• [Recorded information]
[BEGIN]

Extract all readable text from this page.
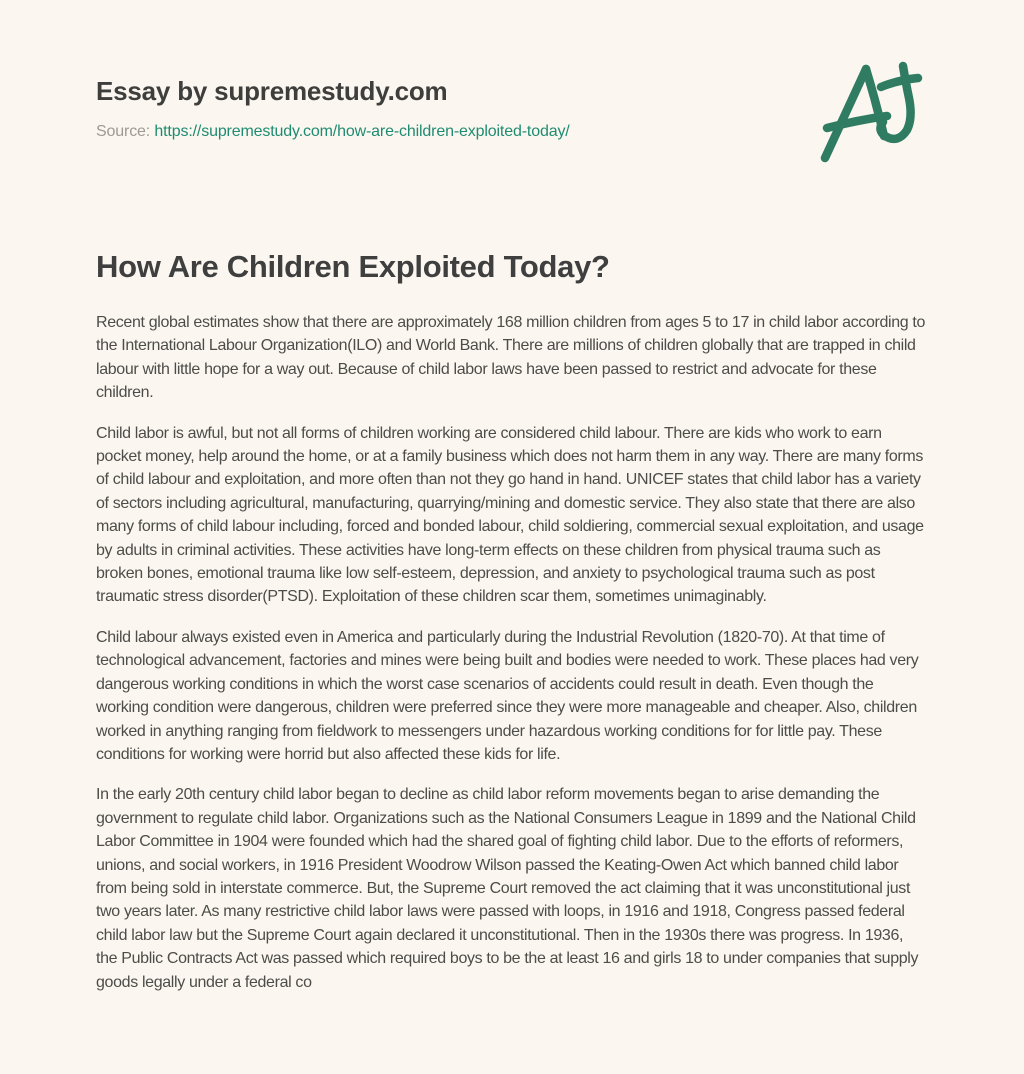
Essay by supremestudy.com
Source: https://supremestudy.com/how-are-children-exploited-today/
How Are Children Exploited Today?

Recent global estimates show that there are approximately 168 million children from ages 5 to 17 in child labor according to the International Labour Organization(ILO) and World Bank. There are millions of children globally that are trapped in child labour with little hope for a way out. Because of child labor laws have been passed to restrict and advocate for these children.

Child labor is awful, but not all forms of children working are considered child labour. There are kids who work to earn pocket money, help around the home, or at a family business which does not harm them in any way. There are many forms of child labour and exploitation, and more often than not they go hand in hand. UNICEF states that child labor has a variety of sectors including agricultural, manufacturing, quarrying/mining and domestic service. They also state that there are also many forms of child labour including, forced and bonded labour, child soldiering, commercial sexual exploitation, and usage by adults in criminal activities. These activities have long-term effects on these children from physical trauma such as broken bones, emotional trauma like low self-esteem, depression, and anxiety to psychological trauma such as post traumatic stress disorder(PTSD). Exploitation of these children scar them, sometimes unimaginably.

Child labour always existed even in America and particularly during the Industrial Revolution (1820-70). At that time of technological advancement, factories and mines were being built and bodies were needed to work. These places had very dangerous working conditions in which the worst case scenarios of accidents could result in death. Even though the working condition were dangerous, children were preferred since they were more manageable and cheaper. Also, children worked in anything ranging from fieldwork to messengers under hazardous working conditions for for little pay. These conditions for working were horrid but also affected these kids for life.

In the early 20th century child labor began to decline as child labor reform movements began to arise demanding the government to regulate child labor. Organizations such as the National Consumers League in 1899 and the National Child Labor Committee in 1904 were founded which had the shared goal of fighting child labor. Due to the efforts of reformers, unions, and social workers, in 1916 President Woodrow Wilson passed the Keating-Owen Act which banned child labor from being sold in interstate commerce. But, the Supreme Court removed the act claiming that it was unconstitutional just two years later. As many restrictive child labor laws were passed with loops, in 1916 and 1918, Congress passed federal child labor law but the Supreme Court again declared it unconstitutional. Then in the 1930s there was progress. In 1936, the Public Contracts Act was passed which required boys to be the at least 16 and girls 18 to under companies that supply goods legally under a federal co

[END]

• [What needs to be done]
Leave the pictures out and reproduce each record exactly as written.

• [Exercise solution]
Extract all readable text from this page.
Essay by supremestudy.com
Source: https://supremestudy.com/how-are-children-exploited-today/
How Are Children Exploited Today?

Recent global estimates show that there are approximately 168 million children from ages 5 to 17 in child labor according to the International Labour Organization(ILO) and World Bank. There are millions of children globally that are trapped in child labour with little hope for a way out. Because of child labor laws have been passed to restrict and advocate for these children.

Child labor is awful, but not all forms of children working are considered child labour. There are kids who work to earn pocket money, help around the home, or at a family business which does not harm them in any way. There are many forms of child labour and exploitation, and more often than not they go hand in hand. UNICEF states that child labor has a variety of sectors including agricultural, manufacturing, quarrying/mining and domestic service. They also state that there are also many forms of child labour including, forced and bonded labour, child soldiering, commercial sexual exploitation, and usage by adults in criminal activities. These activities have long-term effects on these children from physical trauma such as broken bones, emotional trauma like low self-esteem, depression, and anxiety to psychological trauma such as post traumatic stress disorder(PTSD). Exploitation of these children scar them, sometimes unimaginably.

Child labour always existed even in America and particularly during the Industrial Revolution (1820-70). At that time of technological advancement, factories and mines were being built and bodies were needed to work. These places had very dangerous working conditions in which the worst case scenarios of accidents could result in death. Even though the working condition were dangerous, children were preferred since they were more manageable and cheaper. Also, children worked in anything ranging from fieldwork to messengers under hazardous working conditions for for little pay. These conditions for working were horrid but also affected these kids for life.

In the early 20th century child labor began to decline as child labor reform movements began to arise demanding the government to regulate child labor. Organizations such as the National Consumers League in 1899 and the National Child Labor Committee in 1904 were founded which had the shared goal of fighting child labor. Due to the efforts of reformers, unions, and social workers, in 1916 President Woodrow Wilson passed the Keating-Owen Act which banned child labor from being sold in interstate commerce. But, the Supreme Court removed the act claiming that it was unconstitutional just two years later. As many restrictive child labor laws were passed with loops, in 1916 and 1918, Congress passed federal child labor law but the Supreme Court again declared it unconstitutional. Then in the 1930s there was progress. In 1936, the Public Contracts Act was passed which required boys to be the at least 16 and girls 18 to under companies that supply goods legally under a federal co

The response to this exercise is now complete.